▶ _Task statement_
Without the images, print all the entries below exactly as given.

▶ _Data for the task_
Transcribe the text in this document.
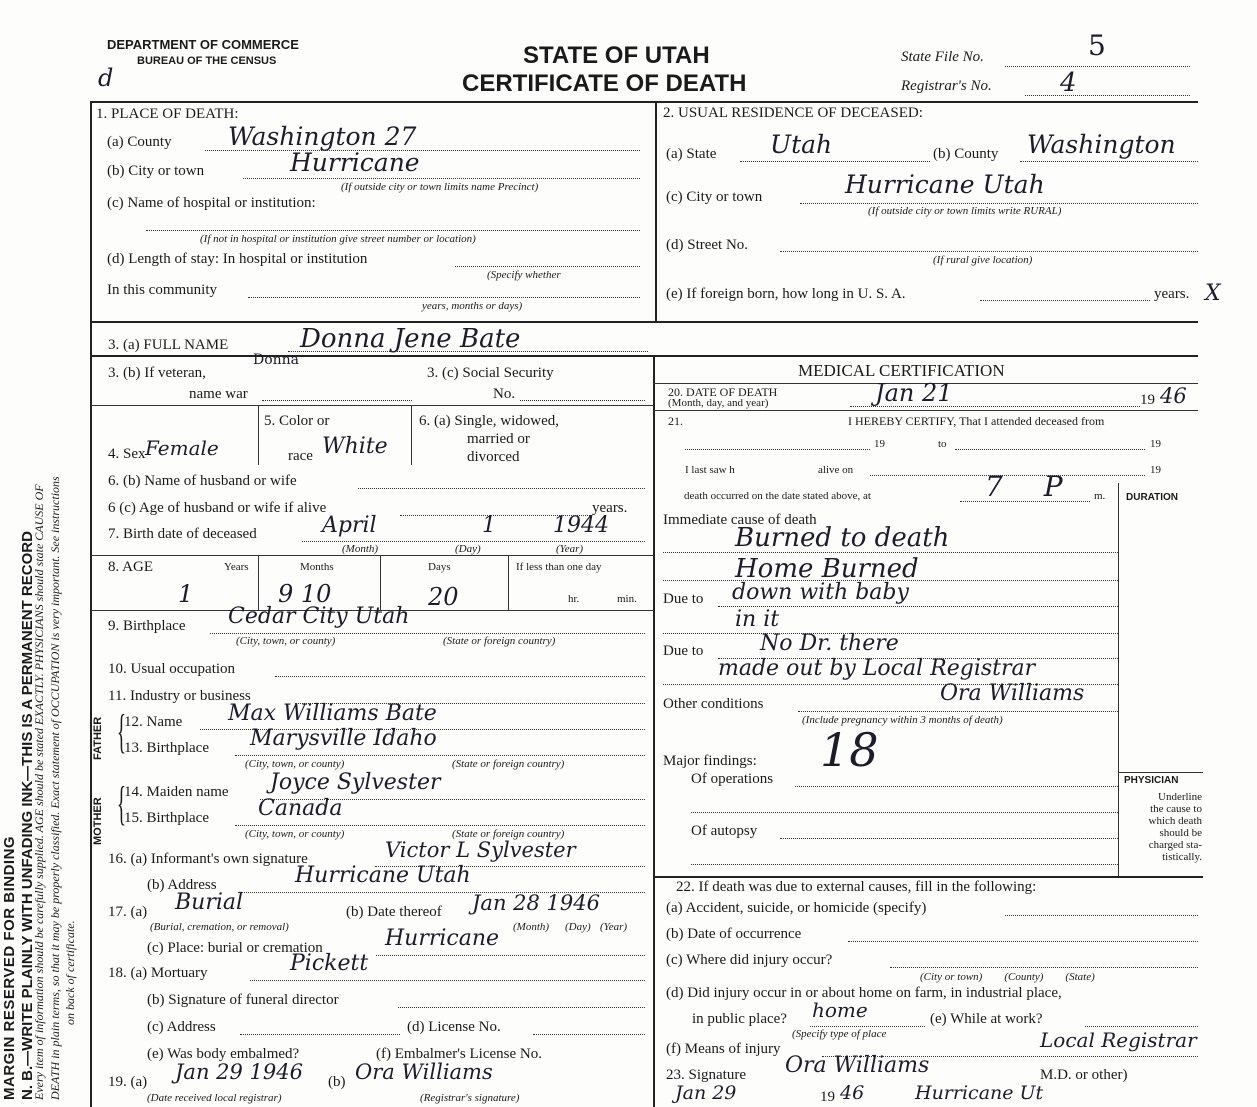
MARGIN RESERVED FOR BINDING N. B.—WRITE PLAINLY WITH UNFADING INK—THIS IS A PERMANENT RECORD
Every item of information should be carefully supplied. AGE should be stated EXACTLY. PHYSICIANS should state CAUSE OF DEATH in plain terms, so that it may be properly classified. Exact statement of OCCUPATION is very important. See instructions on back of certificate.
DEPARTMENT OF COMMERCE
BUREAU OF THE CENSUS	STATE OF UTAH
CERTIFICATE OF DEATH
State File No.	5
Registrar's No.	4
d
1. PLACE OF DEATH:
(a) County Washington 27
(b) City or town	Hurricane
(If outside city or town limits name Precinct)
(c) Name of hospital or institution:
(If not in hospital or institution give street number or location)
(d) Length of stay: In hospital or institution
(Specify whether
In this community
years, months or days)
2. USUAL RESIDENCE OF DECEASED:
(a) State Utah	(b) County Washington
(c) City or town	Hurricane Utah
(If outside city or town limits write RURAL)
(d) Street No.
(If rural give location)
(e) If foreign born, how long in U. S. A.	years. X
3. (a) FULL NAME	Donna Jene Bate
Donna
3. (b) If veteran,
name war
3. (c) Social Security
No.
4. Sex Female
5. Color or
race White
6. (a) Single, widowed,
married or
divorced
6. (b) Name of husband or wife
6 (c) Age of husband or wife if alive	years.
7. Birth date of deceased	April	1	1944
(Month)	(Day)	(Year)
8. AGE	Years	Months	Days	If less than one day
1	9 10	20	hr.	min.
9. Birthplace Cedar City Utah
(City, town, or county)	(State or foreign country)
10. Usual occupation
11. Industry or business
FATHER
MOTHER
{
{
12. Name Max Williams Bate
13. Birthplace Marysville Idaho
(City, town, or county)	(State or foreign country)
14. Maiden name Joyce Sylvester
15. Birthplace Canada
(City, town, or county)	(State or foreign country)
16. (a) Informant's own signature	Victor L Sylvester
(b) Address	Hurricane Utah
17. (a) Burial	(b) Date thereof Jan 28 1946
(Burial, cremation, or removal)	(Month) (Day) (Year)
(c) Place: burial or cremation	Hurricane
18. (a) Mortuary	Pickett
(b) Signature of funeral director
(c) Address	(d) License No.
(e) Was body embalmed?	(f) Embalmer's License No.
19. (a) Jan 29 1946 (b) Ora Williams
(Date received local registrar)	(Registrar's signature)
MEDICAL CERTIFICATION
20. DATE OF DEATH
(Month, day, and year)	Jan 21	19 46
21.	I HEREBY CERTIFY, That I attended deceased from
19	to	19
I last saw h	alive on	19
death occurred on the date stated above, at	7 P m. DURATION
Immediate cause of death
Burned to death
Home Burned
Due to down with baby
in it
Due to	No Dr. there
made out by Local Registrar
Other conditions	Ora Williams
(Include pregnancy within 3 months of death)
Major findings:
Of operations
18
Of autopsy
PHYSICIAN
Underline
the cause to
which death
should be
charged sta-
tistically.
22. If death was due to external causes, fill in the following:
(a) Accident, suicide, or homicide (specify)
(b) Date of occurrence
(c) Where did injury occur?
(City or town)        (County)        (State)
(d) Did injury occur in or about home on farm, in industrial place,
in public place? home
(Specify type of place
(e) While at work?
(f) Means of injury	Local Registrar
23. Signature Ora Williams	M.D. or other)
Jan 29	19 46	Hurricane Ut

▶ _Correct result_
Transcribe the text in this document.
MARGIN RESERVED FOR BINDING N. B.—WRITE PLAINLY WITH UNFADING INK—THIS IS A PERMANENT RECORD
Every item of information should be carefully supplied. AGE should be stated EXACTLY. PHYSICIANS should state CAUSE OF DEATH in plain terms, so that it may be properly classified. Exact statement of OCCUPATION is very important. See instructions on back of certificate.
DEPARTMENT OF COMMERCE
BUREAU OF THE CENSUS	STATE OF UTAH
CERTIFICATE OF DEATH
State File No.	5
Registrar's No.	4
d
1. PLACE OF DEATH:
(a) County Washington 27
(b) City or town	Hurricane
(If outside city or town limits name Precinct)
(c) Name of hospital or institution:
(If not in hospital or institution give street number or location)
(d) Length of stay: In hospital or institution
(Specify whether
In this community
years, months or days)
2. USUAL RESIDENCE OF DECEASED:
(a) State Utah	(b) County Washington
(c) City or town	Hurricane Utah
(If outside city or town limits write RURAL)
(d) Street No.
(If rural give location)
(e) If foreign born, how long in U. S. A.	years. X
3. (a) FULL NAME	Donna Jene Bate
Donna
3. (b) If veteran,
name war
3. (c) Social Security
No.
4. Sex Female
5. Color or
race White
6. (a) Single, widowed,
married or
divorced
6. (b) Name of husband or wife
6 (c) Age of husband or wife if alive	years.
7. Birth date of deceased	April	1	1944
(Month)	(Day)	(Year)
8. AGE	Years	Months	Days	If less than one day
1	9 10	20	hr.	min.
9. Birthplace Cedar City Utah
(City, town, or county)	(State or foreign country)
10. Usual occupation
11. Industry or business
FATHER
MOTHER
{
{
12. Name Max Williams Bate
13. Birthplace Marysville Idaho
(City, town, or county)	(State or foreign country)
14. Maiden name Joyce Sylvester
15. Birthplace Canada
(City, town, or county)	(State or foreign country)
16. (a) Informant's own signature	Victor L Sylvester
(b) Address	Hurricane Utah
17. (a) Burial	(b) Date thereof Jan 28 1946
(Burial, cremation, or removal)	(Month) (Day) (Year)
(c) Place: burial or cremation	Hurricane
18. (a) Mortuary	Pickett
(b) Signature of funeral director
(c) Address	(d) License No.
(e) Was body embalmed?	(f) Embalmer's License No.
19. (a) Jan 29 1946 (b) Ora Williams
(Date received local registrar)	(Registrar's signature)
MEDICAL CERTIFICATION
20. DATE OF DEATH
(Month, day, and year)	Jan 21	19 46
21.	I HEREBY CERTIFY, That I attended deceased from
19	to	19
I last saw h	alive on	19
death occurred on the date stated above, at	7 P m. DURATION
Immediate cause of death
Burned to death
Home Burned
Due to down with baby
in it
Due to	No Dr. there
made out by Local Registrar
Other conditions	Ora Williams
(Include pregnancy within 3 months of death)
Major findings:
Of operations
18
Of autopsy
PHYSICIAN
Underline
the cause to
which death
should be
charged sta-
tistically.
22. If death was due to external causes, fill in the following:
(a) Accident, suicide, or homicide (specify)
(b) Date of occurrence
(c) Where did injury occur?
(City or town)        (County)        (State)
(d) Did injury occur in or about home on farm, in industrial place,
in public place? home
(Specify type of place
(e) While at work?
(f) Means of injury	Local Registrar
23. Signature Ora Williams	M.D. or other)
Jan 29	19 46	Hurricane Ut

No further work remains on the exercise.